_Brano del documento_
Per l’occasione, l’amico ing. Pantaleo “Lelè” Pagliula mi ha inviato una toccante e tenera testimonianza, che pubblico ben volentieri, anche perché mi ci riconosco totalmente.

Pantaleo “Lelè” Pagliula

Lelè, all’epoca segretario della sezione Pci di Nardò, ricorda l’affollatissimo comizio di Berlinguer in quella città in vista delle elezioni amministrative del 6 giugno 1982, due anni prima della drammatica scomparsa.

Io c’ero in quel comizio e conservo anche una foto di quel giorno, che al momento non riesco a rintracciare. Ricordo anche che al mattino di quella stessa giornata Berlinguer aveva tenuto un intervento politico a Lecce, al Palazzetto dello Sport, ed io ero dietro di lui sul palco, addetto con altri compagni al “servizio d’ordine”.

_Consegna_
Per favore, elenca tutti i nomi propri di luogo che compaiono nel brano sul comizio di Berlinguer.

_Dati raccolti_
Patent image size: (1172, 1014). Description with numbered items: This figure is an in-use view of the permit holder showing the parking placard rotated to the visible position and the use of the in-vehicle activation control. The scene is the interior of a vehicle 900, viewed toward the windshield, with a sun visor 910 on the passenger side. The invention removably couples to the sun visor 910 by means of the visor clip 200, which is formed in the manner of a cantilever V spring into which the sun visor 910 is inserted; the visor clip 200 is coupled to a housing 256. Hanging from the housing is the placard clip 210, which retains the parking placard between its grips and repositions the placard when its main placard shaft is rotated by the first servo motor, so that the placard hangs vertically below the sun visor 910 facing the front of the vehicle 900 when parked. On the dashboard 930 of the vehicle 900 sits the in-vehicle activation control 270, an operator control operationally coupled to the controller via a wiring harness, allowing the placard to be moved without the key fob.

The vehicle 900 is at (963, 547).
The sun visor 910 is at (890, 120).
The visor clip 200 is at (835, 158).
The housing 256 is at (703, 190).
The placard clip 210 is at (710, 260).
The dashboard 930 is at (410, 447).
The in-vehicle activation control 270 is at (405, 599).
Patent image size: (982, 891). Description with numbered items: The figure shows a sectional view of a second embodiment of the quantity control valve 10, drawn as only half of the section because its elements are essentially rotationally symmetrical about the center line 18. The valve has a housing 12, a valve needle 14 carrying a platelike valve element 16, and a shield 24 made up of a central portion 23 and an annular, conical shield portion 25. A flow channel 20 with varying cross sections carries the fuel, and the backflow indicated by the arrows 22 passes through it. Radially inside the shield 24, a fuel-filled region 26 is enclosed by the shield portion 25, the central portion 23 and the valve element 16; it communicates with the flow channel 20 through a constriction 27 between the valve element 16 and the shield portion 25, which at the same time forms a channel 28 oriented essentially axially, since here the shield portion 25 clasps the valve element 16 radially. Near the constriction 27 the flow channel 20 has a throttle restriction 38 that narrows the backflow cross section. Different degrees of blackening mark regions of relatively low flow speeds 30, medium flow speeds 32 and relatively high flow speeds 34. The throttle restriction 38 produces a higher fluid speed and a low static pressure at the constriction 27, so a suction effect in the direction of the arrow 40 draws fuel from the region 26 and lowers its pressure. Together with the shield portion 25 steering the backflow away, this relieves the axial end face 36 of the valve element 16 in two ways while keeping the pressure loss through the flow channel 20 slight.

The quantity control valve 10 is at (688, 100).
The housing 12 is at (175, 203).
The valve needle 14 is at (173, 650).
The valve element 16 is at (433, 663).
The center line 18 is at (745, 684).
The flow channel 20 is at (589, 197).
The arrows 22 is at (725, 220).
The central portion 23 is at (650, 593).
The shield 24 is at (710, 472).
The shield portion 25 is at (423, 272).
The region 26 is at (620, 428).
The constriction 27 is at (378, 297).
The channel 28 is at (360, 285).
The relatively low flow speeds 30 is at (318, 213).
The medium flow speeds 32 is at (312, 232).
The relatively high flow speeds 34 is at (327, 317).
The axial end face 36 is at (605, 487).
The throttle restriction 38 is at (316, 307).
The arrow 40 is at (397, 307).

_Soluzione_
Nardò, Lecce, Palazzetto dello Sport